STATED GOAL: Go through the listing and pick out each line with the word "perfil" in it.

SOURCE DATA:
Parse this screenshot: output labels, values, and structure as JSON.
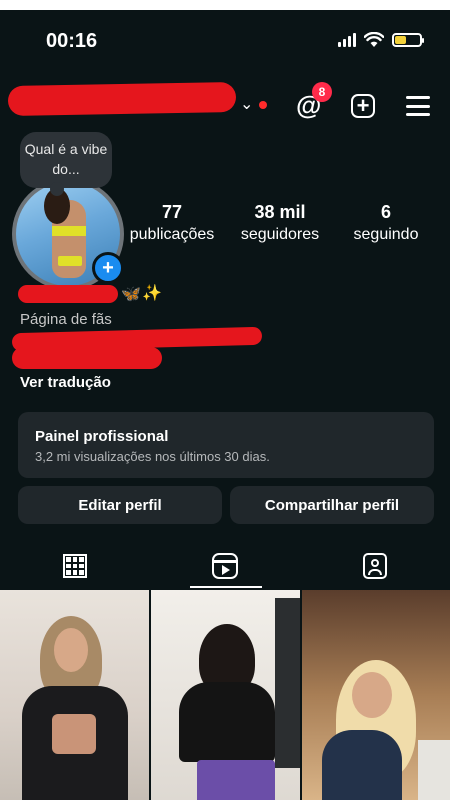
{
  "status_bar": {
    "time": "00:16",
    "battery_level": 0.45
  },
  "header": {
    "notification_count": "8"
  },
  "profile": {
    "note": "Qual é a vibe do...",
    "stats": [
      {
        "value": "77",
        "label": "publicações"
      },
      {
        "value": "38 mil",
        "label": "seguidores"
      },
      {
        "value": "6",
        "label": "seguindo"
      }
    ],
    "name_emojis": {
      "butterfly": "🦋",
      "sparkles": "✨"
    },
    "category": "Página de fãs",
    "translate_label": "Ver tradução"
  },
  "dashboard": {
    "title": "Painel profissional",
    "subtitle": "3,2 mi visualizações nos últimos 30 dias."
  },
  "actions": {
    "edit_label": "Editar perfil",
    "share_label": "Compartilhar perfil"
  },
  "tabs": {
    "active": "reels"
  },
  "colors": {
    "background": "#0a1416",
    "accent": "#1a8cf0",
    "badge": "#ff2b4a",
    "redaction": "#e5161d"
  }
}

PROBLEM SOLUTION:
    "edit_label": "Editar perfil",
    "share_label": "Compartilhar perfil"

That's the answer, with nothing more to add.